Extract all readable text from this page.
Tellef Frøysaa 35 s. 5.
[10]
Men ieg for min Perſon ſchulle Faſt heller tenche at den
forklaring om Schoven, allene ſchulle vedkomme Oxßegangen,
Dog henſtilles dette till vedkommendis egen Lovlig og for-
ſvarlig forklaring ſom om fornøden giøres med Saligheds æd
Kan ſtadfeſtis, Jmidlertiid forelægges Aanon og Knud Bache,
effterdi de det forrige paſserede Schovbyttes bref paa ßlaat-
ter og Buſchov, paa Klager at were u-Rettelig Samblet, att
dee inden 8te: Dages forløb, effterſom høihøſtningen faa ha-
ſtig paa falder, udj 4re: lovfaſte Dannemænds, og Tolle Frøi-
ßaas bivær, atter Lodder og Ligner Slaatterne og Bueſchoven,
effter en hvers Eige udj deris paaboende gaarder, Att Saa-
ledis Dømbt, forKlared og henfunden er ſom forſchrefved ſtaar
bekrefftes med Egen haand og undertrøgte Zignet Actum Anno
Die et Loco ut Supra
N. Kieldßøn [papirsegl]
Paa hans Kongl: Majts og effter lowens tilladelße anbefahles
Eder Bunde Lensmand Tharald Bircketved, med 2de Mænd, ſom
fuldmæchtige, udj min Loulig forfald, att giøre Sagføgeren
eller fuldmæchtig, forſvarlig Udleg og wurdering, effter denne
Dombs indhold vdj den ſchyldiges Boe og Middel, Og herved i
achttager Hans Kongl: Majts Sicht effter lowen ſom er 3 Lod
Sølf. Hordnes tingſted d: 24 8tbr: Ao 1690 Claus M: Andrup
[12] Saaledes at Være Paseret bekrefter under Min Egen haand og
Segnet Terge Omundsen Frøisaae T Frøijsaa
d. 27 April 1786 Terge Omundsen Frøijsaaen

**Exercise:** Go through the data and return every record exactly.

**Full solution:**
Extract all readable text from this page.
Tellef Frøysaa 35 s. 5.
[10]
Men ieg for min Perſon ſchulle Faſt heller tenche at den
forklaring om Schoven, allene ſchulle vedkomme Oxßegangen,
Dog henſtilles dette till vedkommendis egen Lovlig og for-
ſvarlig forklaring ſom om fornøden giøres med Saligheds æd
Kan ſtadfeſtis, Jmidlertiid forelægges Aanon og Knud Bache,
effterdi de det forrige paſserede Schovbyttes bref paa ßlaat-
ter og Buſchov, paa Klager at were u-Rettelig Samblet, att
dee inden 8te: Dages forløb, effterſom høihøſtningen faa ha-
ſtig paa falder, udj 4re: lovfaſte Dannemænds, og Tolle Frøi-
ßaas bivær, atter Lodder og Ligner Slaatterne og Bueſchoven,
effter en hvers Eige udj deris paaboende gaarder, Att Saa-
ledis Dømbt, forKlared og henfunden er ſom forſchrefved ſtaar
bekrefftes med Egen haand og undertrøgte Zignet Actum Anno
Die et Loco ut Supra
N. Kieldßøn [papirsegl]
Paa hans Kongl: Majts og effter lowens tilladelße anbefahles
Eder Bunde Lensmand Tharald Bircketved, med 2de Mænd, ſom
fuldmæchtige, udj min Loulig forfald, att giøre Sagføgeren
eller fuldmæchtig, forſvarlig Udleg og wurdering, effter denne
Dombs indhold vdj den ſchyldiges Boe og Middel, Og herved i
achttager Hans Kongl: Majts Sicht effter lowen ſom er 3 Lod
Sølf. Hordnes tingſted d: 24 8tbr: Ao 1690 Claus M: Andrup
[12] Saaledes at Være Paseret bekrefter under Min Egen haand og
Segnet Terge Omundsen Frøisaae T Frøijsaa
d. 27 April 1786 Terge Omundsen Frøijsaaen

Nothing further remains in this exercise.